- Your instructions
Copy every line of the entries that includes the word "Costs".

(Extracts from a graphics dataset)
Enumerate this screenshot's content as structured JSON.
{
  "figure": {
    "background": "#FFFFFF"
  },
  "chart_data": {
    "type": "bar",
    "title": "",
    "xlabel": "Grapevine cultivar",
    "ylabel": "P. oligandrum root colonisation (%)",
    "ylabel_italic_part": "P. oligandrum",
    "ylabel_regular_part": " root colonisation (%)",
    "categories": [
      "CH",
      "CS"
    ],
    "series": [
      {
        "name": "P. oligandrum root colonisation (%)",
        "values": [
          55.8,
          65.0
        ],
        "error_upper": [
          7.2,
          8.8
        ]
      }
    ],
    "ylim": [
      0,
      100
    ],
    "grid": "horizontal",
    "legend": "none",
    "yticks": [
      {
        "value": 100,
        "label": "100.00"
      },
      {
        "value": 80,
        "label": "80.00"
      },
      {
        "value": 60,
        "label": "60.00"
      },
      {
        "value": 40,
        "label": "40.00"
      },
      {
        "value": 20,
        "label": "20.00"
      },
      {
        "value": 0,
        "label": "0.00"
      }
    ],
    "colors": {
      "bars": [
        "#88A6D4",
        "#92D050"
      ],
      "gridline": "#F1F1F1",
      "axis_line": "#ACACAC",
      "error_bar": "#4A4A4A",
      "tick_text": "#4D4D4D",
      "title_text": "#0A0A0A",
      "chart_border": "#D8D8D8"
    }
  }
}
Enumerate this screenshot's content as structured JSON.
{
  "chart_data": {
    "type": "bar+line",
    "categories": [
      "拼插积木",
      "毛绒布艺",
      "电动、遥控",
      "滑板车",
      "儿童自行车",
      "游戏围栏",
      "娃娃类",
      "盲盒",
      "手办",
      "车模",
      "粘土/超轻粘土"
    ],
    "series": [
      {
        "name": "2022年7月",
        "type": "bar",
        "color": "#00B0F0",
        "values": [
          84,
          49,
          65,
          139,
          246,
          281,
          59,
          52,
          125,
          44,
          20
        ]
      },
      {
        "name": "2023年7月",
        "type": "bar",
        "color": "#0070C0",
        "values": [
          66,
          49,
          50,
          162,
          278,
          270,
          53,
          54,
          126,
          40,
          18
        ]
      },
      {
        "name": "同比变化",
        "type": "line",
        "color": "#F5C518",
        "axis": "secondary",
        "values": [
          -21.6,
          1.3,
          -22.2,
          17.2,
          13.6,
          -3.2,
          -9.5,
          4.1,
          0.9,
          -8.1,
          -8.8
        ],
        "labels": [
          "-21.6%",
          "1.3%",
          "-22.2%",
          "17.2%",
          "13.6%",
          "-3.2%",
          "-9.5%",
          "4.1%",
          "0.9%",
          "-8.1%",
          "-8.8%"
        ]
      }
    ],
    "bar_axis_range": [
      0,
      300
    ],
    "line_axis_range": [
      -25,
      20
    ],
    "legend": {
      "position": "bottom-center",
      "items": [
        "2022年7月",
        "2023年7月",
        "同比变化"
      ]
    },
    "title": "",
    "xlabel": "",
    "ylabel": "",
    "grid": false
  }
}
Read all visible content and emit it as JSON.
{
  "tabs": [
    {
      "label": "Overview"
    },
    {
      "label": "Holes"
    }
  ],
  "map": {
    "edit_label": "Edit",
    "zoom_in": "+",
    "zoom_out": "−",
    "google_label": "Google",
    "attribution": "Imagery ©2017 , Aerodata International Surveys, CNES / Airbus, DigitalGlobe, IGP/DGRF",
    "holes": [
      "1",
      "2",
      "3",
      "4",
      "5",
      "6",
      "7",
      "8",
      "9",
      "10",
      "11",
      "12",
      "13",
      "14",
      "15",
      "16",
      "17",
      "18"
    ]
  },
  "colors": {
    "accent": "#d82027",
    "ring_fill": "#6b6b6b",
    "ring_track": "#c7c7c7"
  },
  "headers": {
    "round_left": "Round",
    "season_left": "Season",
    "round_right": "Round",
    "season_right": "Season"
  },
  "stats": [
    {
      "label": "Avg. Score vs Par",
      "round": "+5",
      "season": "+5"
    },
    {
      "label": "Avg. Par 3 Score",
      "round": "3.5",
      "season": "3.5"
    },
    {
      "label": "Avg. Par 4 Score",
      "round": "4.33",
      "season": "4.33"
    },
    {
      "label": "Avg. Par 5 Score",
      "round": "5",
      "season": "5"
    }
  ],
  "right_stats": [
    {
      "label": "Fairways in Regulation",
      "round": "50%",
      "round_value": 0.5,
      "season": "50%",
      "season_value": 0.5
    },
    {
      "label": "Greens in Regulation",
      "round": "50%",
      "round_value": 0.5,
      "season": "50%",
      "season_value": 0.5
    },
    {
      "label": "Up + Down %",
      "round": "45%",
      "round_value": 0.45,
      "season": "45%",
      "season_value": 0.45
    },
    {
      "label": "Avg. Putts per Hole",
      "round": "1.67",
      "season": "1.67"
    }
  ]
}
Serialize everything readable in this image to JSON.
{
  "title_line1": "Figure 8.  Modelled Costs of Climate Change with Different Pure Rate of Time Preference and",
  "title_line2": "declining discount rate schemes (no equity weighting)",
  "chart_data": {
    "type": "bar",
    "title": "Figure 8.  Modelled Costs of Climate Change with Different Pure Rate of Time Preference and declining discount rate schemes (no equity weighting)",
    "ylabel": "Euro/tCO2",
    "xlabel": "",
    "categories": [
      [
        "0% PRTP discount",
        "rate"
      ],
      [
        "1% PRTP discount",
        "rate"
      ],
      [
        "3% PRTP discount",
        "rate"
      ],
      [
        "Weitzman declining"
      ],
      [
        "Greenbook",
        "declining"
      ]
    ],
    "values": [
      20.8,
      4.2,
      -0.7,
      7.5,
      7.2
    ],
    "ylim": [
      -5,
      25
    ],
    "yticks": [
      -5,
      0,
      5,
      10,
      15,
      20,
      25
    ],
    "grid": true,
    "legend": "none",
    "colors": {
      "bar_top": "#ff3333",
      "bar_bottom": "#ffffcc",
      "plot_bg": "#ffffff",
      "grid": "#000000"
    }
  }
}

- Written solution
  "title_line1": "Figure 8.  Modelled Costs of Climate Change with Different Pure Rate of Time Preference and",
    "title": "Figure 8.  Modelled Costs of Climate Change with Different Pure Rate of Time Preference and declining discount rate schemes (no equity weighting)",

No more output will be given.